● **Your objective**
Reproduce the following data line for line, word for word, leaving out the pictures.
— START OF Material for the task —
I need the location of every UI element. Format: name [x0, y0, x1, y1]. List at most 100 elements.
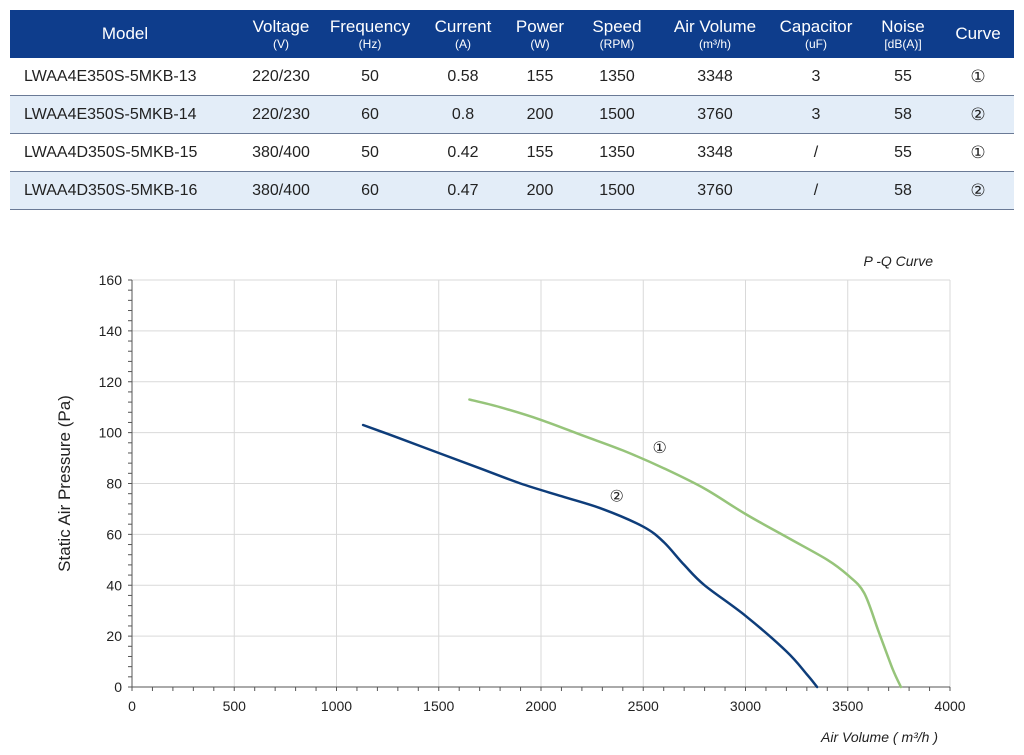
table-row: LWAA4D350S-5MKB-15 380/400 50 0.42 155 1350 33… [10, 133, 1014, 172]
column-header-name: Air Volume [673, 16, 757, 36]
model-cell: LWAA4E350S-5MKB-14 [10, 95, 240, 134]
table-cell: 155 [508, 58, 572, 96]
spec-table: Model Voltage (V) Frequency (Hz) Current (A) Po… [10, 10, 1014, 210]
model-cell: LWAA4D350S-5MKB-16 [10, 171, 240, 210]
y-tick-label: 140 [99, 323, 123, 339]
column-header: Frequency (Hz) [322, 10, 418, 58]
x-tick-label: 1500 [423, 698, 454, 714]
column-header-name: Speed [592, 16, 642, 36]
column-header: Voltage (V) [240, 10, 322, 58]
x-axis-label: Air Volume ( m³/h ) [820, 729, 938, 745]
column-header-unit: (A) [455, 36, 471, 51]
y-tick-label: 120 [99, 374, 123, 390]
table-cell: 3 [768, 58, 864, 96]
column-header-name: Frequency [329, 16, 411, 36]
table-cell: 55 [864, 133, 942, 172]
curve-cell: ① [942, 58, 1014, 96]
table-cell: 200 [508, 95, 572, 134]
x-tick-label: 500 [223, 698, 247, 714]
table-cell: 220/230 [240, 58, 322, 96]
table-cell: 0.58 [418, 58, 508, 96]
table-cell: 1500 [572, 95, 662, 134]
x-tick-label: 4000 [934, 698, 965, 714]
column-header-unit: (W) [530, 36, 550, 51]
series-label: ① [652, 440, 666, 457]
column-header-name: Power [515, 16, 565, 36]
table-row: LWAA4E350S-5MKB-14 220/230 60 0.8 200 1500 376… [10, 95, 1014, 134]
column-header: Power (W) [508, 10, 572, 58]
chart-title: P -Q Curve [864, 253, 934, 269]
table-cell: 1350 [572, 133, 662, 172]
table-cell: 0.42 [418, 133, 508, 172]
x-tick-label: 0 [128, 698, 136, 714]
x-tick-label: 2500 [628, 698, 659, 714]
column-header: Air Volume (m³/h) [662, 10, 768, 58]
model-cell: LWAA4E350S-5MKB-13 [10, 58, 240, 96]
table-cell: 0.47 [418, 171, 508, 210]
x-tick-label: 1000 [321, 698, 352, 714]
table-cell: 50 [322, 133, 418, 172]
table-cell: 3348 [662, 58, 768, 96]
column-header: Model [10, 10, 240, 58]
curve-cell: ② [942, 171, 1014, 210]
table-cell: 380/400 [240, 133, 322, 172]
column-header-unit: [dB(A)] [884, 36, 922, 51]
table-cell: 60 [322, 171, 418, 210]
table-cell: 3 [768, 95, 864, 134]
column-header-unit: (RPM) [599, 36, 635, 51]
x-tick-label: 3500 [832, 698, 863, 714]
y-tick-label: 160 [99, 272, 123, 288]
column-header: Current (A) [418, 10, 508, 58]
column-header-name: Voltage [252, 16, 310, 36]
table-cell: 58 [864, 171, 942, 210]
y-tick-label: 0 [114, 679, 122, 695]
series-line [361, 423, 819, 689]
y-tick-label: 20 [106, 628, 122, 644]
column-header-name: Curve [955, 24, 1001, 44]
column-header: Curve [942, 10, 1014, 58]
table-cell: 220/230 [240, 95, 322, 134]
model-cell: LWAA4D350S-5MKB-15 [10, 133, 240, 172]
table-row: LWAA4D350S-5MKB-16 380/400 60 0.47 200 1500 37… [10, 171, 1014, 210]
y-axis-label: Static Air Pressure (Pa) [55, 395, 74, 572]
pq-curve-chart: 0 500 1000 1500 2000 2500 3000 3500 4000 0 20 40 60 8… [55, 253, 966, 745]
table-cell: 155 [508, 133, 572, 172]
column-header-name: Capacitor [779, 16, 853, 36]
column-header-name: Current [434, 16, 492, 36]
table-cell: 60 [322, 95, 418, 134]
table-cell: 55 [864, 58, 942, 96]
column-header-unit: (uF) [805, 36, 827, 51]
column-header-unit: (V) [273, 36, 289, 51]
column-header-unit: (m³/h) [699, 36, 731, 51]
y-tick-label: 80 [106, 476, 122, 492]
table-row: LWAA4E350S-5MKB-13 220/230 50 0.58 155 1350 33… [10, 58, 1014, 96]
curve-cell: ① [942, 133, 1014, 172]
column-header: Speed (RPM) [572, 10, 662, 58]
x-tick-label: 2000 [525, 698, 556, 714]
table-cell: 3760 [662, 171, 768, 210]
column-header-unit: (Hz) [358, 36, 382, 51]
column-header-name: Model [101, 24, 149, 44]
table-cell: 3348 [662, 133, 768, 172]
series-line [468, 398, 903, 689]
x-tick-label: 3000 [730, 698, 761, 714]
table-cell: 1500 [572, 171, 662, 210]
table-cell: 50 [322, 58, 418, 96]
y-tick-label: 60 [106, 526, 122, 542]
column-header: Noise [dB(A)] [864, 10, 942, 58]
column-header-name: Noise [881, 16, 925, 36]
table-cell: 1350 [572, 58, 662, 96]
table-cell: 0.8 [418, 95, 508, 134]
y-tick-label: 100 [99, 425, 123, 441]
column-header: Capacitor (uF) [768, 10, 864, 58]
table-cell: / [768, 171, 864, 210]
y-tick-label: 40 [106, 577, 122, 593]
series-label: ② [609, 488, 623, 505]
table-cell: 3760 [662, 95, 768, 134]
curve-cell: ② [942, 95, 1014, 134]
table-cell: 58 [864, 95, 942, 134]
table-cell: / [768, 133, 864, 172]
table-header-row: Model Voltage (V) Frequency (Hz) Current (A) Po… [10, 10, 1014, 58]
table-cell: 200 [508, 171, 572, 210]
table-cell: 380/400 [240, 171, 322, 210]
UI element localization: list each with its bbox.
— END OF Material for the task —
● **Solution for this problem**
I need the location of every UI element. Format: name [x0, y0, x1, y1]. List at most 100 elements.
table-row: LWAA4D350S-5MKB-15 380/400 50 0.42 155 1350 33… [10, 133, 1014, 172]
column-header-name: Air Volume [673, 16, 757, 36]
model-cell: LWAA4E350S-5MKB-14 [10, 95, 240, 134]
table-cell: 155 [508, 58, 572, 96]
spec-table: Model Voltage (V) Frequency (Hz) Current (A) Po… [10, 10, 1014, 210]
model-cell: LWAA4D350S-5MKB-16 [10, 171, 240, 210]
y-tick-label: 140 [99, 323, 123, 339]
column-header: Frequency (Hz) [322, 10, 418, 58]
x-tick-label: 1500 [423, 698, 454, 714]
column-header-name: Speed [592, 16, 642, 36]
column-header: Voltage (V) [240, 10, 322, 58]
x-axis-label: Air Volume ( m³/h ) [820, 729, 938, 745]
column-header-unit: (A) [455, 36, 471, 51]
y-tick-label: 120 [99, 374, 123, 390]
table-cell: 3 [768, 58, 864, 96]
column-header-name: Frequency [329, 16, 411, 36]
table-cell: 55 [864, 133, 942, 172]
curve-cell: ① [942, 58, 1014, 96]
table-cell: 200 [508, 95, 572, 134]
x-tick-label: 500 [223, 698, 247, 714]
table-cell: 220/230 [240, 58, 322, 96]
table-cell: 0.58 [418, 58, 508, 96]
table-cell: 1500 [572, 95, 662, 134]
x-tick-label: 4000 [934, 698, 965, 714]
column-header-unit: (W) [530, 36, 550, 51]
series-label: ① [652, 440, 666, 457]
column-header-name: Power [515, 16, 565, 36]
table-row: LWAA4E350S-5MKB-14 220/230 60 0.8 200 1500 376… [10, 95, 1014, 134]
column-header: Power (W) [508, 10, 572, 58]
chart-title: P -Q Curve [864, 253, 934, 269]
table-cell: 1350 [572, 133, 662, 172]
table-cell: 0.42 [418, 133, 508, 172]
x-tick-label: 0 [128, 698, 136, 714]
x-tick-label: 2500 [628, 698, 659, 714]
column-header: Air Volume (m³/h) [662, 10, 768, 58]
model-cell: LWAA4E350S-5MKB-13 [10, 58, 240, 96]
table-cell: 0.47 [418, 171, 508, 210]
x-tick-label: 1000 [321, 698, 352, 714]
table-cell: 50 [322, 133, 418, 172]
table-cell: 3348 [662, 58, 768, 96]
column-header: Model [10, 10, 240, 58]
curve-cell: ② [942, 171, 1014, 210]
table-cell: 380/400 [240, 133, 322, 172]
column-header-unit: [dB(A)] [884, 36, 922, 51]
table-cell: 60 [322, 171, 418, 210]
table-cell: 3 [768, 95, 864, 134]
column-header-unit: (RPM) [599, 36, 635, 51]
x-tick-label: 3500 [832, 698, 863, 714]
y-tick-label: 160 [99, 272, 123, 288]
column-header: Current (A) [418, 10, 508, 58]
column-header-name: Voltage [252, 16, 310, 36]
table-cell: 58 [864, 171, 942, 210]
y-tick-label: 0 [114, 679, 122, 695]
series-line [361, 423, 819, 689]
y-tick-label: 20 [106, 628, 122, 644]
column-header-name: Curve [955, 24, 1001, 44]
column-header: Curve [942, 10, 1014, 58]
table-cell: 220/230 [240, 95, 322, 134]
model-cell: LWAA4D350S-5MKB-15 [10, 133, 240, 172]
table-row: LWAA4D350S-5MKB-16 380/400 60 0.47 200 1500 37… [10, 171, 1014, 210]
y-axis-label: Static Air Pressure (Pa) [55, 395, 74, 572]
pq-curve-chart: 0 500 1000 1500 2000 2500 3000 3500 4000 0 20 40 60 8… [55, 253, 966, 745]
table-cell: 155 [508, 133, 572, 172]
column-header-name: Capacitor [779, 16, 853, 36]
column-header-name: Current [434, 16, 492, 36]
table-cell: 60 [322, 95, 418, 134]
table-cell: 55 [864, 58, 942, 96]
column-header-unit: (uF) [805, 36, 827, 51]
column-header-unit: (V) [273, 36, 289, 51]
column-header-unit: (m³/h) [699, 36, 731, 51]
y-tick-label: 80 [106, 476, 122, 492]
table-row: LWAA4E350S-5MKB-13 220/230 50 0.58 155 1350 33… [10, 58, 1014, 96]
curve-cell: ① [942, 133, 1014, 172]
column-header: Speed (RPM) [572, 10, 662, 58]
x-tick-label: 2000 [525, 698, 556, 714]
table-cell: 3760 [662, 171, 768, 210]
column-header-unit: (Hz) [358, 36, 382, 51]
column-header-name: Model [101, 24, 149, 44]
table-cell: 3348 [662, 133, 768, 172]
series-line [468, 398, 903, 689]
x-tick-label: 3000 [730, 698, 761, 714]
table-cell: 1500 [572, 171, 662, 210]
table-cell: 50 [322, 58, 418, 96]
y-tick-label: 60 [106, 526, 122, 542]
column-header: Noise [dB(A)] [864, 10, 942, 58]
column-header-name: Noise [881, 16, 925, 36]
table-cell: 1350 [572, 58, 662, 96]
table-cell: 0.8 [418, 95, 508, 134]
y-tick-label: 100 [99, 425, 123, 441]
column-header: Capacitor (uF) [768, 10, 864, 58]
table-cell: / [768, 171, 864, 210]
y-tick-label: 40 [106, 577, 122, 593]
series-label: ② [609, 488, 623, 505]
table-cell: 3760 [662, 95, 768, 134]
curve-cell: ② [942, 95, 1014, 134]
table-cell: 58 [864, 95, 942, 134]
table-cell: / [768, 133, 864, 172]
table-header-row: Model Voltage (V) Frequency (Hz) Current (A) Po… [10, 10, 1014, 58]
table-cell: 200 [508, 171, 572, 210]
table-cell: 380/400 [240, 171, 322, 210]
UI element localization: list each with its bbox.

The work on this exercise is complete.